Exercise description: Return all of the entries exactly, with nothing added or left out.

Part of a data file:
§ §

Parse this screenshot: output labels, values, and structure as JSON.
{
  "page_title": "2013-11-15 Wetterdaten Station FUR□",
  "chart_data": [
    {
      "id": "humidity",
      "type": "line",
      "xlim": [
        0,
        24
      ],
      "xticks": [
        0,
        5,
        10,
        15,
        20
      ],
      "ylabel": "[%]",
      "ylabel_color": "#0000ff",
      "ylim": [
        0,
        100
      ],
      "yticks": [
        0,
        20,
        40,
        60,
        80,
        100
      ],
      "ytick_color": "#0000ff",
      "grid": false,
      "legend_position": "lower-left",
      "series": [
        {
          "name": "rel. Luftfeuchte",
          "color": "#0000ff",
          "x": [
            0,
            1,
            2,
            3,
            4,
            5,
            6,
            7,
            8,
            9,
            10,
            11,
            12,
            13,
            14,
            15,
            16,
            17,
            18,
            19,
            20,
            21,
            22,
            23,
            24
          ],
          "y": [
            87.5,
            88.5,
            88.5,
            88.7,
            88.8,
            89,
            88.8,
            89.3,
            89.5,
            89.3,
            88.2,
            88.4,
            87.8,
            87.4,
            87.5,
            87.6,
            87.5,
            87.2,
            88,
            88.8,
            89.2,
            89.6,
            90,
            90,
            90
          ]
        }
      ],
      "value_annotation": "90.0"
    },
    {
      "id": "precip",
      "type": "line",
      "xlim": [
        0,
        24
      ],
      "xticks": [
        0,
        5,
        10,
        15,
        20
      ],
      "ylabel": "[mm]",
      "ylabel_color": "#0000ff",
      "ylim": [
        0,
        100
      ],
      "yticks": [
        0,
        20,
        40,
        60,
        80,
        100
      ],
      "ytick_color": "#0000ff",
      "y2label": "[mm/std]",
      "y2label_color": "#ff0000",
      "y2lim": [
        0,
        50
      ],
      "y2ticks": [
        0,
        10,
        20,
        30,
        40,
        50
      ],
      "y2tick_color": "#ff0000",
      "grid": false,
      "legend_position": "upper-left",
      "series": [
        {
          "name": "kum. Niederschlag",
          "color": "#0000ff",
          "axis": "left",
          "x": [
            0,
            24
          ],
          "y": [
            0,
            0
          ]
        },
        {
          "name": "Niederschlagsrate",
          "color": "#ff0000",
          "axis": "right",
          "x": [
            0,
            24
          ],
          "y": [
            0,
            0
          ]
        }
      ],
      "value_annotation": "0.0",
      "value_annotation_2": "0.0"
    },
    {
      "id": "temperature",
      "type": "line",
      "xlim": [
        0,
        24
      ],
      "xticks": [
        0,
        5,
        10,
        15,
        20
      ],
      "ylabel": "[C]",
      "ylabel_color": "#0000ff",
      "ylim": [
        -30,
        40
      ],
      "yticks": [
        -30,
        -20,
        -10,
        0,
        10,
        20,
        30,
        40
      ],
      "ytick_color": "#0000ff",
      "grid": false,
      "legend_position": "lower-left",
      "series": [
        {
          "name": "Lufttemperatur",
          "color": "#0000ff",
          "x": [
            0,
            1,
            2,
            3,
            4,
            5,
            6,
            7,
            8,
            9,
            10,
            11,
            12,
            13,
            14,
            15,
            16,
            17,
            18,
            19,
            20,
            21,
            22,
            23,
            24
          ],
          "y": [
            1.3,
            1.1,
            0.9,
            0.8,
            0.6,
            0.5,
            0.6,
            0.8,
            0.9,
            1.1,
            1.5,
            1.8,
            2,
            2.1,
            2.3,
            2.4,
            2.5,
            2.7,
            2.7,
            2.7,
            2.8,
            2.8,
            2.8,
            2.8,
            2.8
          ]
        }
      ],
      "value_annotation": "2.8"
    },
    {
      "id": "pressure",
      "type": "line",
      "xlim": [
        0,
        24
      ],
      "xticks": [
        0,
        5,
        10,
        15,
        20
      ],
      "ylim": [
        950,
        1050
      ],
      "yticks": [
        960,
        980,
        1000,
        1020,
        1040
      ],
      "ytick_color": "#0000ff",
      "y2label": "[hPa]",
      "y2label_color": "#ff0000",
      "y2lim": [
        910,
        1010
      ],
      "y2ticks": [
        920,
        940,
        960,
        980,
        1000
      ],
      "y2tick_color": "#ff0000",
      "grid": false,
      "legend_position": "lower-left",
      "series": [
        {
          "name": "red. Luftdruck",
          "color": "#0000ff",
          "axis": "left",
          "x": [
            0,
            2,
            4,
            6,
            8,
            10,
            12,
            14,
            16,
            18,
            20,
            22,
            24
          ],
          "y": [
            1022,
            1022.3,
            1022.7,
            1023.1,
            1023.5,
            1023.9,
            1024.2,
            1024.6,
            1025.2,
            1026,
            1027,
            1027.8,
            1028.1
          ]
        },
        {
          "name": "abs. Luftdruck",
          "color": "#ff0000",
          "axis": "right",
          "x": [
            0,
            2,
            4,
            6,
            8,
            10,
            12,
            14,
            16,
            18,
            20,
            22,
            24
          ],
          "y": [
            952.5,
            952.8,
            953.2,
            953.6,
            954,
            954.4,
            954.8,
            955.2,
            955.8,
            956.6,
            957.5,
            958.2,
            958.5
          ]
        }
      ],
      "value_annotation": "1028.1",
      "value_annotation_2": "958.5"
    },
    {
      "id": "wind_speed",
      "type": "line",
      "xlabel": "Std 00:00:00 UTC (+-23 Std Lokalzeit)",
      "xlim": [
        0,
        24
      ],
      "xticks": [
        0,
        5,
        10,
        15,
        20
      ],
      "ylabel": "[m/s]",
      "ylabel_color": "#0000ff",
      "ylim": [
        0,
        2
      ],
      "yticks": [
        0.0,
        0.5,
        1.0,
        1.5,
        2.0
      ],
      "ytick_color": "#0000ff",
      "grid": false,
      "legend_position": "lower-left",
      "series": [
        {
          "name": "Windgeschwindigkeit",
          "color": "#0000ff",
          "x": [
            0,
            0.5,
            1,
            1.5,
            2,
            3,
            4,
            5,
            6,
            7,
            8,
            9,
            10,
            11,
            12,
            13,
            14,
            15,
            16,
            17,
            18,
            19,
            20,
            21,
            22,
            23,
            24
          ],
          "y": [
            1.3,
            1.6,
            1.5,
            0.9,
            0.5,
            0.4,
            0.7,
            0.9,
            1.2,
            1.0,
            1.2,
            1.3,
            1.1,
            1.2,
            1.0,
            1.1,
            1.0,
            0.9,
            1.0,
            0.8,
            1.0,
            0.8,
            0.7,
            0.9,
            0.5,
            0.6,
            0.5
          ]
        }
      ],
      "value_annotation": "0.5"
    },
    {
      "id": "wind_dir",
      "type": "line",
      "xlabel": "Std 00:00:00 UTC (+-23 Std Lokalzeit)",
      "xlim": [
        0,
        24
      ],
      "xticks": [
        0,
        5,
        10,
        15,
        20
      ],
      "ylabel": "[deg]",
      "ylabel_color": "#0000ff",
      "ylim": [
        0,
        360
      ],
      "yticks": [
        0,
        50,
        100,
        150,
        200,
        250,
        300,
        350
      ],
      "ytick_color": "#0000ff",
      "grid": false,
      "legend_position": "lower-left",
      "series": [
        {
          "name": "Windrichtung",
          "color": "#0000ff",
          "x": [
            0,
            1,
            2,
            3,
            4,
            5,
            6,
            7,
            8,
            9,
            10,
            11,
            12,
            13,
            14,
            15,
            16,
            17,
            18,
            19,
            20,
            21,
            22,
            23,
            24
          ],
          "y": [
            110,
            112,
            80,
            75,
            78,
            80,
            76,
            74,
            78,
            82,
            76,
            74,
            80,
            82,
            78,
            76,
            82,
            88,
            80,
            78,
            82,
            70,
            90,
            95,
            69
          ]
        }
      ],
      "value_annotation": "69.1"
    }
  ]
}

§ §

Written reply:
Parse this screenshot: output labels, values, and structure as JSON.
{
  "page_title": "2013-11-15 Wetterdaten Station FUR□",
  "chart_data": [
    {
      "id": "humidity",
      "type": "line",
      "xlim": [
        0,
        24
      ],
      "xticks": [
        0,
        5,
        10,
        15,
        20
      ],
      "ylabel": "[%]",
      "ylabel_color": "#0000ff",
      "ylim": [
        0,
        100
      ],
      "yticks": [
        0,
        20,
        40,
        60,
        80,
        100
      ],
      "ytick_color": "#0000ff",
      "grid": false,
      "legend_position": "lower-left",
      "series": [
        {
          "name": "rel. Luftfeuchte",
          "color": "#0000ff",
          "x": [
            0,
            1,
            2,
            3,
            4,
            5,
            6,
            7,
            8,
            9,
            10,
            11,
            12,
            13,
            14,
            15,
            16,
            17,
            18,
            19,
            20,
            21,
            22,
            23,
            24
          ],
          "y": [
            87.5,
            88.5,
            88.5,
            88.7,
            88.8,
            89,
            88.8,
            89.3,
            89.5,
            89.3,
            88.2,
            88.4,
            87.8,
            87.4,
            87.5,
            87.6,
            87.5,
            87.2,
            88,
            88.8,
            89.2,
            89.6,
            90,
            90,
            90
          ]
        }
      ],
      "value_annotation": "90.0"
    },
    {
      "id": "precip",
      "type": "line",
      "xlim": [
        0,
        24
      ],
      "xticks": [
        0,
        5,
        10,
        15,
        20
      ],
      "ylabel": "[mm]",
      "ylabel_color": "#0000ff",
      "ylim": [
        0,
        100
      ],
      "yticks": [
        0,
        20,
        40,
        60,
        80,
        100
      ],
      "ytick_color": "#0000ff",
      "y2label": "[mm/std]",
      "y2label_color": "#ff0000",
      "y2lim": [
        0,
        50
      ],
      "y2ticks": [
        0,
        10,
        20,
        30,
        40,
        50
      ],
      "y2tick_color": "#ff0000",
      "grid": false,
      "legend_position": "upper-left",
      "series": [
        {
          "name": "kum. Niederschlag",
          "color": "#0000ff",
          "axis": "left",
          "x": [
            0,
            24
          ],
          "y": [
            0,
            0
          ]
        },
        {
          "name": "Niederschlagsrate",
          "color": "#ff0000",
          "axis": "right",
          "x": [
            0,
            24
          ],
          "y": [
            0,
            0
          ]
        }
      ],
      "value_annotation": "0.0",
      "value_annotation_2": "0.0"
    },
    {
      "id": "temperature",
      "type": "line",
      "xlim": [
        0,
        24
      ],
      "xticks": [
        0,
        5,
        10,
        15,
        20
      ],
      "ylabel": "[C]",
      "ylabel_color": "#0000ff",
      "ylim": [
        -30,
        40
      ],
      "yticks": [
        -30,
        -20,
        -10,
        0,
        10,
        20,
        30,
        40
      ],
      "ytick_color": "#0000ff",
      "grid": false,
      "legend_position": "lower-left",
      "series": [
        {
          "name": "Lufttemperatur",
          "color": "#0000ff",
          "x": [
            0,
            1,
            2,
            3,
            4,
            5,
            6,
            7,
            8,
            9,
            10,
            11,
            12,
            13,
            14,
            15,
            16,
            17,
            18,
            19,
            20,
            21,
            22,
            23,
            24
          ],
          "y": [
            1.3,
            1.1,
            0.9,
            0.8,
            0.6,
            0.5,
            0.6,
            0.8,
            0.9,
            1.1,
            1.5,
            1.8,
            2,
            2.1,
            2.3,
            2.4,
            2.5,
            2.7,
            2.7,
            2.7,
            2.8,
            2.8,
            2.8,
            2.8,
            2.8
          ]
        }
      ],
      "value_annotation": "2.8"
    },
    {
      "id": "pressure",
      "type": "line",
      "xlim": [
        0,
        24
      ],
      "xticks": [
        0,
        5,
        10,
        15,
        20
      ],
      "ylim": [
        950,
        1050
      ],
      "yticks": [
        960,
        980,
        1000,
        1020,
        1040
      ],
      "ytick_color": "#0000ff",
      "y2label": "[hPa]",
      "y2label_color": "#ff0000",
      "y2lim": [
        910,
        1010
      ],
      "y2ticks": [
        920,
        940,
        960,
        980,
        1000
      ],
      "y2tick_color": "#ff0000",
      "grid": false,
      "legend_position": "lower-left",
      "series": [
        {
          "name": "red. Luftdruck",
          "color": "#0000ff",
          "axis": "left",
          "x": [
            0,
            2,
            4,
            6,
            8,
            10,
            12,
            14,
            16,
            18,
            20,
            22,
            24
          ],
          "y": [
            1022,
            1022.3,
            1022.7,
            1023.1,
            1023.5,
            1023.9,
            1024.2,
            1024.6,
            1025.2,
            1026,
            1027,
            1027.8,
            1028.1
          ]
        },
        {
          "name": "abs. Luftdruck",
          "color": "#ff0000",
          "axis": "right",
          "x": [
            0,
            2,
            4,
            6,
            8,
            10,
            12,
            14,
            16,
            18,
            20,
            22,
            24
          ],
          "y": [
            952.5,
            952.8,
            953.2,
            953.6,
            954,
            954.4,
            954.8,
            955.2,
            955.8,
            956.6,
            957.5,
            958.2,
            958.5
          ]
        }
      ],
      "value_annotation": "1028.1",
      "value_annotation_2": "958.5"
    },
    {
      "id": "wind_speed",
      "type": "line",
      "xlabel": "Std 00:00:00 UTC (+-23 Std Lokalzeit)",
      "xlim": [
        0,
        24
      ],
      "xticks": [
        0,
        5,
        10,
        15,
        20
      ],
      "ylabel": "[m/s]",
      "ylabel_color": "#0000ff",
      "ylim": [
        0,
        2
      ],
      "yticks": [
        0.0,
        0.5,
        1.0,
        1.5,
        2.0
      ],
      "ytick_color": "#0000ff",
      "grid": false,
      "legend_position": "lower-left",
      "series": [
        {
          "name": "Windgeschwindigkeit",
          "color": "#0000ff",
          "x": [
            0,
            0.5,
            1,
            1.5,
            2,
            3,
            4,
            5,
            6,
            7,
            8,
            9,
            10,
            11,
            12,
            13,
            14,
            15,
            16,
            17,
            18,
            19,
            20,
            21,
            22,
            23,
            24
          ],
          "y": [
            1.3,
            1.6,
            1.5,
            0.9,
            0.5,
            0.4,
            0.7,
            0.9,
            1.2,
            1.0,
            1.2,
            1.3,
            1.1,
            1.2,
            1.0,
            1.1,
            1.0,
            0.9,
            1.0,
            0.8,
            1.0,
            0.8,
            0.7,
            0.9,
            0.5,
            0.6,
            0.5
          ]
        }
      ],
      "value_annotation": "0.5"
    },
    {
      "id": "wind_dir",
      "type": "line",
      "xlabel": "Std 00:00:00 UTC (+-23 Std Lokalzeit)",
      "xlim": [
        0,
        24
      ],
      "xticks": [
        0,
        5,
        10,
        15,
        20
      ],
      "ylabel": "[deg]",
      "ylabel_color": "#0000ff",
      "ylim": [
        0,
        360
      ],
      "yticks": [
        0,
        50,
        100,
        150,
        200,
        250,
        300,
        350
      ],
      "ytick_color": "#0000ff",
      "grid": false,
      "legend_position": "lower-left",
      "series": [
        {
          "name": "Windrichtung",
          "color": "#0000ff",
          "x": [
            0,
            1,
            2,
            3,
            4,
            5,
            6,
            7,
            8,
            9,
            10,
            11,
            12,
            13,
            14,
            15,
            16,
            17,
            18,
            19,
            20,
            21,
            22,
            23,
            24
          ],
          "y": [
            110,
            112,
            80,
            75,
            78,
            80,
            76,
            74,
            78,
            82,
            76,
            74,
            80,
            82,
            78,
            76,
            82,
            88,
            80,
            78,
            82,
            70,
            90,
            95,
            69
          ]
        }
      ],
      "value_annotation": "69.1"
    }
  ]
}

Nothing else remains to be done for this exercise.